Request: Look through the records that follow. Copy every line containing the word "page".

Stored records:
^^^^^^^^^^^^^^^^

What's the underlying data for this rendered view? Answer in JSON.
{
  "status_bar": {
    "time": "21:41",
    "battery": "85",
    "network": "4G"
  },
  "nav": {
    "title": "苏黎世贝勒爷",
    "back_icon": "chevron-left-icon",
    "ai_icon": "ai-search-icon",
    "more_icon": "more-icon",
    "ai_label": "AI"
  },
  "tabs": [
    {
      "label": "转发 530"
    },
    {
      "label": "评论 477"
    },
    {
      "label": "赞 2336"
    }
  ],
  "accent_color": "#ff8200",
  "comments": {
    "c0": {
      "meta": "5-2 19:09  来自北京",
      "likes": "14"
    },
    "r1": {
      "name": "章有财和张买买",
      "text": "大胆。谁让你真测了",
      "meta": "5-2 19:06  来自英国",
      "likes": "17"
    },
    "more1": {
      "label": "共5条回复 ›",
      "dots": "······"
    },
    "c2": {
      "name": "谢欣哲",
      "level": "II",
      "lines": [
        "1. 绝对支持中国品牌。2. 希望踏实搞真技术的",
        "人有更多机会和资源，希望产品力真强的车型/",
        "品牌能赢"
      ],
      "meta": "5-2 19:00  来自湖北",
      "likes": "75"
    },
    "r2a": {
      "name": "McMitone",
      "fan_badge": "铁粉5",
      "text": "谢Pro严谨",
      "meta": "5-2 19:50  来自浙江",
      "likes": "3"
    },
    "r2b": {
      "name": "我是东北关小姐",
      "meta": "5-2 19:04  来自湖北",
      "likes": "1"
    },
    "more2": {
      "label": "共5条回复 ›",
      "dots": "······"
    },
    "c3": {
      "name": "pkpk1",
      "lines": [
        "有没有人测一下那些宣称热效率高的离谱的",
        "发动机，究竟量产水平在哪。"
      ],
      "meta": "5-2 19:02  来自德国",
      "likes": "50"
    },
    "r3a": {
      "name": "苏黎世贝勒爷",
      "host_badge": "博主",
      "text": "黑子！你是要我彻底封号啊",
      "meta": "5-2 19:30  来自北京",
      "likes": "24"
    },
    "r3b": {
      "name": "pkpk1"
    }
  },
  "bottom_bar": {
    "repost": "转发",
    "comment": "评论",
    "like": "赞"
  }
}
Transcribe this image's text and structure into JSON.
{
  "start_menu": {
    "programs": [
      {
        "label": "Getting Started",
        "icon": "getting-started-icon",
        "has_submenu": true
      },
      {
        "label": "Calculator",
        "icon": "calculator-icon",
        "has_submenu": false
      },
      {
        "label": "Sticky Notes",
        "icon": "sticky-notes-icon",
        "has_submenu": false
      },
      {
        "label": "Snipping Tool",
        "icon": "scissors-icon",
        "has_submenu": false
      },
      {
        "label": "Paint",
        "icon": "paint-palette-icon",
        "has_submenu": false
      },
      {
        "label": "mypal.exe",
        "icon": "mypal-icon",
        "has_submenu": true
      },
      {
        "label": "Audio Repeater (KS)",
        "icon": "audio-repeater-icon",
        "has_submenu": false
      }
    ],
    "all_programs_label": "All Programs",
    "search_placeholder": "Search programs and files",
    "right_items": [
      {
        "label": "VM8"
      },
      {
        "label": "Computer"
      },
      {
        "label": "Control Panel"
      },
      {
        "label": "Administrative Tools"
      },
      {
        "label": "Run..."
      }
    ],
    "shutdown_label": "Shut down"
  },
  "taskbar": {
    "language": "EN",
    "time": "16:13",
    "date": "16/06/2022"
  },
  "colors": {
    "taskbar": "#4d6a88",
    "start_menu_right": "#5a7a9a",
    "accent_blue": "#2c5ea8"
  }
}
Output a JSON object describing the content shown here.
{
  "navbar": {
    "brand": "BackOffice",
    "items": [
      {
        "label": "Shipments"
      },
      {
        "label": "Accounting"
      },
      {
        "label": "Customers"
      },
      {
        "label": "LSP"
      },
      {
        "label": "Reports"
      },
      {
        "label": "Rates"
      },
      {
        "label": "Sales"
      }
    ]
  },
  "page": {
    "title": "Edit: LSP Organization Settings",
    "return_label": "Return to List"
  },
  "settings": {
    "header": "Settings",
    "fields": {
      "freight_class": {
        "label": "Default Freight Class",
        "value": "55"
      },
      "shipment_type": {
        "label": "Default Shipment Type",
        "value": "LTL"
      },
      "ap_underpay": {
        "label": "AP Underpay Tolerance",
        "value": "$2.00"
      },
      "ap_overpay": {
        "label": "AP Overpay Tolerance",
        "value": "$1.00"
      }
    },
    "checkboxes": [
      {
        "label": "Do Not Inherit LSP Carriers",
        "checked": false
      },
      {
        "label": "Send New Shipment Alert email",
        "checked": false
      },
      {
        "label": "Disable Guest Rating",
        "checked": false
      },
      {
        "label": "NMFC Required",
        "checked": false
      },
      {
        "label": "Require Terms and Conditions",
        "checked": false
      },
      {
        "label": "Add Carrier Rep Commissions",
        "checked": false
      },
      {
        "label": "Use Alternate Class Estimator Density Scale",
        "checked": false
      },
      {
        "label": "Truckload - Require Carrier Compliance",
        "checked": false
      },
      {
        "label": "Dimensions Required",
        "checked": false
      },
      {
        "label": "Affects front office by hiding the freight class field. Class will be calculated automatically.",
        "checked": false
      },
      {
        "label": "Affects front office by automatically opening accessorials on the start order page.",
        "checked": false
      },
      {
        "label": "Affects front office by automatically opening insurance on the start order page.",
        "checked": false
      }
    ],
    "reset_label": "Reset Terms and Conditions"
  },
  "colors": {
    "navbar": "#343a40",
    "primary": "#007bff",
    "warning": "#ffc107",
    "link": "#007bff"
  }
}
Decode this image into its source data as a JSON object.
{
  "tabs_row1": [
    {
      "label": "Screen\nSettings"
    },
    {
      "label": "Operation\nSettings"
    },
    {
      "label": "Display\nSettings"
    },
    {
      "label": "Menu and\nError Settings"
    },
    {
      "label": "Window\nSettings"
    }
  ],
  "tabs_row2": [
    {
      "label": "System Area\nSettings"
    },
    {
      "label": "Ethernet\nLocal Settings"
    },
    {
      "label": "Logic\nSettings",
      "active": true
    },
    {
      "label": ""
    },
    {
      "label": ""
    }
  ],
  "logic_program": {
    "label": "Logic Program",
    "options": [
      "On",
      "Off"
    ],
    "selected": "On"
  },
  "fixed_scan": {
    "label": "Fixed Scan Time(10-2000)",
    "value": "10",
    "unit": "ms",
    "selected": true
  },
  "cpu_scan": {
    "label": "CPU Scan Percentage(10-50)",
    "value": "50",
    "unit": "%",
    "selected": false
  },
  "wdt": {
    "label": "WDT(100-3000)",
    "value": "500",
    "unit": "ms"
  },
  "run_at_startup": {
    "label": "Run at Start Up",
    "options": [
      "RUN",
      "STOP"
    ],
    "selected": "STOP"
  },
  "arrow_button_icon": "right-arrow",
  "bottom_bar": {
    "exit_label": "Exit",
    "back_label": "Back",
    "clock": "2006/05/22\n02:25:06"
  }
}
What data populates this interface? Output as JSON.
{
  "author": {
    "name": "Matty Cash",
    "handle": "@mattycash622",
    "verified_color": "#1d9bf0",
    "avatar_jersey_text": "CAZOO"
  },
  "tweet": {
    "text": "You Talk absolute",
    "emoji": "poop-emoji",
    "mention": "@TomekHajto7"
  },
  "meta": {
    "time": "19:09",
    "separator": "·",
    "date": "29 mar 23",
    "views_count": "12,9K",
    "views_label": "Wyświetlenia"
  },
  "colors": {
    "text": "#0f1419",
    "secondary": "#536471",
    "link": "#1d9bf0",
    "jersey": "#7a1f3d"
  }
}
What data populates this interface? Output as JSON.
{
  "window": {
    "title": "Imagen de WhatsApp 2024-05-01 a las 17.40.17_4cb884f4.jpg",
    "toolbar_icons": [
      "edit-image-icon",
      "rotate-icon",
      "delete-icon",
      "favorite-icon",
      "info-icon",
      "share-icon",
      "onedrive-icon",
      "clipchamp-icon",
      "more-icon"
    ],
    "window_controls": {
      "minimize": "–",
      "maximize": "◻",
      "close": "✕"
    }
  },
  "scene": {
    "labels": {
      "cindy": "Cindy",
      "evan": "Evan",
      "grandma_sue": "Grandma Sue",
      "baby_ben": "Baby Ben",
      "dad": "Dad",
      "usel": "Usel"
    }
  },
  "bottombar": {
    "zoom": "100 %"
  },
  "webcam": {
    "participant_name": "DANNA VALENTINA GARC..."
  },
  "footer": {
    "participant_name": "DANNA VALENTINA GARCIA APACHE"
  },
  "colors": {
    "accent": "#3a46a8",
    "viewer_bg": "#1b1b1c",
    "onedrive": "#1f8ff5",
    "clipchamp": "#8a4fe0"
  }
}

^^^^^^^^^^^^^^^^

Task output:
  "page": {
        "label": "Affects front office by automatically opening accessorials on the start order page.",
        "label": "Affects front office by automatically opening insurance on the start order page.",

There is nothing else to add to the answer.